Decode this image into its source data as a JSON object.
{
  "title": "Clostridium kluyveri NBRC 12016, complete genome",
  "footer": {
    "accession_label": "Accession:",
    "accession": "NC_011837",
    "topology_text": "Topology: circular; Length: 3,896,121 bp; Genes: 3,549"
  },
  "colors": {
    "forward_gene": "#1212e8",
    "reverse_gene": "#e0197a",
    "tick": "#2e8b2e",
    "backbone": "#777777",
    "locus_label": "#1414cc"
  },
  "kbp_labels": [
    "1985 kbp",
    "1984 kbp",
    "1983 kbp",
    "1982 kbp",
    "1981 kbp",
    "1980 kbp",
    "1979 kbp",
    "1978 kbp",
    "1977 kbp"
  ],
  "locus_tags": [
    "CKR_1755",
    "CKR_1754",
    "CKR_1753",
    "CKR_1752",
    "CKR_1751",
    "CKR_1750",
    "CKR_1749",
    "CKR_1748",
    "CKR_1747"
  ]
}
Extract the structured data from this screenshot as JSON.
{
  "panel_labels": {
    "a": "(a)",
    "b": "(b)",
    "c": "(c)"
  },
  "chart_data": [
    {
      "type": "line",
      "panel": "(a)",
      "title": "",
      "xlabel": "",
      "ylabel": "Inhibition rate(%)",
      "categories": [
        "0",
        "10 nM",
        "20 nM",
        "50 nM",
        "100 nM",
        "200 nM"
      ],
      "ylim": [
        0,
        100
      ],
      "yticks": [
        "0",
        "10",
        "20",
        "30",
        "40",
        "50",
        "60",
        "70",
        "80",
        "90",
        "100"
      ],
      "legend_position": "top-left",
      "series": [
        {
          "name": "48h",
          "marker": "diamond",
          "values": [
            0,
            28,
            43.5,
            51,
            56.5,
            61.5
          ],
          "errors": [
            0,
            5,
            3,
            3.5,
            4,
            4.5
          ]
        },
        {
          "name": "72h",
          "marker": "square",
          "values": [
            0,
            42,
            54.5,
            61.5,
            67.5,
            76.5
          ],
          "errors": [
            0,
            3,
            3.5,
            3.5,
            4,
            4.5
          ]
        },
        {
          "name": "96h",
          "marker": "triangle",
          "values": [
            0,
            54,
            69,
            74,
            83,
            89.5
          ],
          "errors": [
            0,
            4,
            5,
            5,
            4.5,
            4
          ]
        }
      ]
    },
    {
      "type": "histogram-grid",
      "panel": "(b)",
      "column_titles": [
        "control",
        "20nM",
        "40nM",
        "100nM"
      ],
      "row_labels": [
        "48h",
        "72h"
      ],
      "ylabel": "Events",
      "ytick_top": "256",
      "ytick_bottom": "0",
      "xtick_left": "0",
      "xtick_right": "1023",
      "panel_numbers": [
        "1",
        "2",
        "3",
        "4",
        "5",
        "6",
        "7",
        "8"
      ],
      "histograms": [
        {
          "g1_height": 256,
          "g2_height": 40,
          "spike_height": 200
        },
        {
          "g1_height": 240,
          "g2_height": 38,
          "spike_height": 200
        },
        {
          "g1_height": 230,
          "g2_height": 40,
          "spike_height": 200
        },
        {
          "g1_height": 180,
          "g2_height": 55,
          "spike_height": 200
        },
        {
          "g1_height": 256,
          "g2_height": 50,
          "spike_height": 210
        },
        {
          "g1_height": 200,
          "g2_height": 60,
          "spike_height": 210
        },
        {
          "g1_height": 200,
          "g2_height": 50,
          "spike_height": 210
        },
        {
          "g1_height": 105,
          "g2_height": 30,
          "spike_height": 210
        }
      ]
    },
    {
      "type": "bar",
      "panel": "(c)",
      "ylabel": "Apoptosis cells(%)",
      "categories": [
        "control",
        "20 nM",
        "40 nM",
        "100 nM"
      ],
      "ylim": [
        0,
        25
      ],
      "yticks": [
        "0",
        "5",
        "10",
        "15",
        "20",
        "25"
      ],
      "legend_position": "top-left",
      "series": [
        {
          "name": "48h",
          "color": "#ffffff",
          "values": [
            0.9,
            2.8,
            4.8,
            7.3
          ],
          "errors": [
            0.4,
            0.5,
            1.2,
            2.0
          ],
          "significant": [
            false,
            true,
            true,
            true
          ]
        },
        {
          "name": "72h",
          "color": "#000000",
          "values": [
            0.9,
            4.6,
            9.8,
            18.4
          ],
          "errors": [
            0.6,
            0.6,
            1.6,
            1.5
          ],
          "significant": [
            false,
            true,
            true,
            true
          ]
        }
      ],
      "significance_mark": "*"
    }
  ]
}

○ ○ ○

▶ **Assigned task**
Return all of the material verbatim, with no line left out.

▶ **Response to the task**
Decode this image into its source data as a JSON object.
{
  "title": "Clostridium kluyveri NBRC 12016, complete genome",
  "footer": {
    "accession_label": "Accession:",
    "accession": "NC_011837",
    "topology_text": "Topology: circular; Length: 3,896,121 bp; Genes: 3,549"
  },
  "colors": {
    "forward_gene": "#1212e8",
    "reverse_gene": "#e0197a",
    "tick": "#2e8b2e",
    "backbone": "#777777",
    "locus_label": "#1414cc"
  },
  "kbp_labels": [
    "1985 kbp",
    "1984 kbp",
    "1983 kbp",
    "1982 kbp",
    "1981 kbp",
    "1980 kbp",
    "1979 kbp",
    "1978 kbp",
    "1977 kbp"
  ],
  "locus_tags": [
    "CKR_1755",
    "CKR_1754",
    "CKR_1753",
    "CKR_1752",
    "CKR_1751",
    "CKR_1750",
    "CKR_1749",
    "CKR_1748",
    "CKR_1747"
  ]
}
Extract the structured data from this screenshot as JSON.
{
  "panel_labels": {
    "a": "(a)",
    "b": "(b)",
    "c": "(c)"
  },
  "chart_data": [
    {
      "type": "line",
      "panel": "(a)",
      "title": "",
      "xlabel": "",
      "ylabel": "Inhibition rate(%)",
      "categories": [
        "0",
        "10 nM",
        "20 nM",
        "50 nM",
        "100 nM",
        "200 nM"
      ],
      "ylim": [
        0,
        100
      ],
      "yticks": [
        "0",
        "10",
        "20",
        "30",
        "40",
        "50",
        "60",
        "70",
        "80",
        "90",
        "100"
      ],
      "legend_position": "top-left",
      "series": [
        {
          "name": "48h",
          "marker": "diamond",
          "values": [
            0,
            28,
            43.5,
            51,
            56.5,
            61.5
          ],
          "errors": [
            0,
            5,
            3,
            3.5,
            4,
            4.5
          ]
        },
        {
          "name": "72h",
          "marker": "square",
          "values": [
            0,
            42,
            54.5,
            61.5,
            67.5,
            76.5
          ],
          "errors": [
            0,
            3,
            3.5,
            3.5,
            4,
            4.5
          ]
        },
        {
          "name": "96h",
          "marker": "triangle",
          "values": [
            0,
            54,
            69,
            74,
            83,
            89.5
          ],
          "errors": [
            0,
            4,
            5,
            5,
            4.5,
            4
          ]
        }
      ]
    },
    {
      "type": "histogram-grid",
      "panel": "(b)",
      "column_titles": [
        "control",
        "20nM",
        "40nM",
        "100nM"
      ],
      "row_labels": [
        "48h",
        "72h"
      ],
      "ylabel": "Events",
      "ytick_top": "256",
      "ytick_bottom": "0",
      "xtick_left": "0",
      "xtick_right": "1023",
      "panel_numbers": [
        "1",
        "2",
        "3",
        "4",
        "5",
        "6",
        "7",
        "8"
      ],
      "histograms": [
        {
          "g1_height": 256,
          "g2_height": 40,
          "spike_height": 200
        },
        {
          "g1_height": 240,
          "g2_height": 38,
          "spike_height": 200
        },
        {
          "g1_height": 230,
          "g2_height": 40,
          "spike_height": 200
        },
        {
          "g1_height": 180,
          "g2_height": 55,
          "spike_height": 200
        },
        {
          "g1_height": 256,
          "g2_height": 50,
          "spike_height": 210
        },
        {
          "g1_height": 200,
          "g2_height": 60,
          "spike_height": 210
        },
        {
          "g1_height": 200,
          "g2_height": 50,
          "spike_height": 210
        },
        {
          "g1_height": 105,
          "g2_height": 30,
          "spike_height": 210
        }
      ]
    },
    {
      "type": "bar",
      "panel": "(c)",
      "ylabel": "Apoptosis cells(%)",
      "categories": [
        "control",
        "20 nM",
        "40 nM",
        "100 nM"
      ],
      "ylim": [
        0,
        25
      ],
      "yticks": [
        "0",
        "5",
        "10",
        "15",
        "20",
        "25"
      ],
      "legend_position": "top-left",
      "series": [
        {
          "name": "48h",
          "color": "#ffffff",
          "values": [
            0.9,
            2.8,
            4.8,
            7.3
          ],
          "errors": [
            0.4,
            0.5,
            1.2,
            2.0
          ],
          "significant": [
            false,
            true,
            true,
            true
          ]
        },
        {
          "name": "72h",
          "color": "#000000",
          "values": [
            0.9,
            4.6,
            9.8,
            18.4
          ],
          "errors": [
            0.6,
            0.6,
            1.6,
            1.5
          ],
          "significant": [
            false,
            true,
            true,
            true
          ]
        }
      ],
      "significance_mark": "*"
    }
  ]
}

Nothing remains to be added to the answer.